▶ _WHAT YOU WILL DO_
Your task is to retype each line of the data below exactly.

▶ _SOURCE RECORDS_
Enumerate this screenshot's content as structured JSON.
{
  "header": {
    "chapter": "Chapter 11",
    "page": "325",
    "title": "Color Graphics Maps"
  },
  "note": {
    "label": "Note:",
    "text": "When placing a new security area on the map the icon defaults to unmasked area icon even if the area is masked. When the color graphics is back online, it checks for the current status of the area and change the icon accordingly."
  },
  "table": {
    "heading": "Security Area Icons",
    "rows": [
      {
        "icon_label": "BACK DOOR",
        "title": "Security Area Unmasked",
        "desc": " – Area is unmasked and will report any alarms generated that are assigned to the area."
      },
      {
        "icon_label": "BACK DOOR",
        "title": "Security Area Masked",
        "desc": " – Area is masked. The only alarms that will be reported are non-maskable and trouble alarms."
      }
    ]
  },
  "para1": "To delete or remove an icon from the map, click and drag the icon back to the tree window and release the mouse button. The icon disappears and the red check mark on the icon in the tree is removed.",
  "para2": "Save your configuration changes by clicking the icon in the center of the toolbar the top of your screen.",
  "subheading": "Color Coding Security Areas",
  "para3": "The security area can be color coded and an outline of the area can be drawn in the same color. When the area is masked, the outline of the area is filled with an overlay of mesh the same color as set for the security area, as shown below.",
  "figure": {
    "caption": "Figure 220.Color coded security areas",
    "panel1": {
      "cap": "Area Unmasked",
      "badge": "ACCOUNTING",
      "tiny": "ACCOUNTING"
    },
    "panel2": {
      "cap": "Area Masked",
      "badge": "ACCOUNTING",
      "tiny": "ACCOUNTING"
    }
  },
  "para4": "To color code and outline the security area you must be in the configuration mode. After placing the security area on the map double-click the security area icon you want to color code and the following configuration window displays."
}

▶ _THE RESULT_
Enumerate this screenshot's content as structured JSON.
{
  "header": {
    "chapter": "Chapter 11",
    "page": "325",
    "title": "Color Graphics Maps"
  },
  "note": {
    "label": "Note:",
    "text": "When placing a new security area on the map the icon defaults to unmasked area icon even if the area is masked. When the color graphics is back online, it checks for the current status of the area and change the icon accordingly."
  },
  "table": {
    "heading": "Security Area Icons",
    "rows": [
      {
        "icon_label": "BACK DOOR",
        "title": "Security Area Unmasked",
        "desc": " – Area is unmasked and will report any alarms generated that are assigned to the area."
      },
      {
        "icon_label": "BACK DOOR",
        "title": "Security Area Masked",
        "desc": " – Area is masked. The only alarms that will be reported are non-maskable and trouble alarms."
      }
    ]
  },
  "para1": "To delete or remove an icon from the map, click and drag the icon back to the tree window and release the mouse button. The icon disappears and the red check mark on the icon in the tree is removed.",
  "para2": "Save your configuration changes by clicking the icon in the center of the toolbar the top of your screen.",
  "subheading": "Color Coding Security Areas",
  "para3": "The security area can be color coded and an outline of the area can be drawn in the same color. When the area is masked, the outline of the area is filled with an overlay of mesh the same color as set for the security area, as shown below.",
  "figure": {
    "caption": "Figure 220.Color coded security areas",
    "panel1": {
      "cap": "Area Unmasked",
      "badge": "ACCOUNTING",
      "tiny": "ACCOUNTING"
    },
    "panel2": {
      "cap": "Area Masked",
      "badge": "ACCOUNTING",
      "tiny": "ACCOUNTING"
    }
  },
  "para4": "To color code and outline the security area you must be in the configuration mode. After placing the security area on the map double-click the security area icon you want to color code and the following configuration window displays."
}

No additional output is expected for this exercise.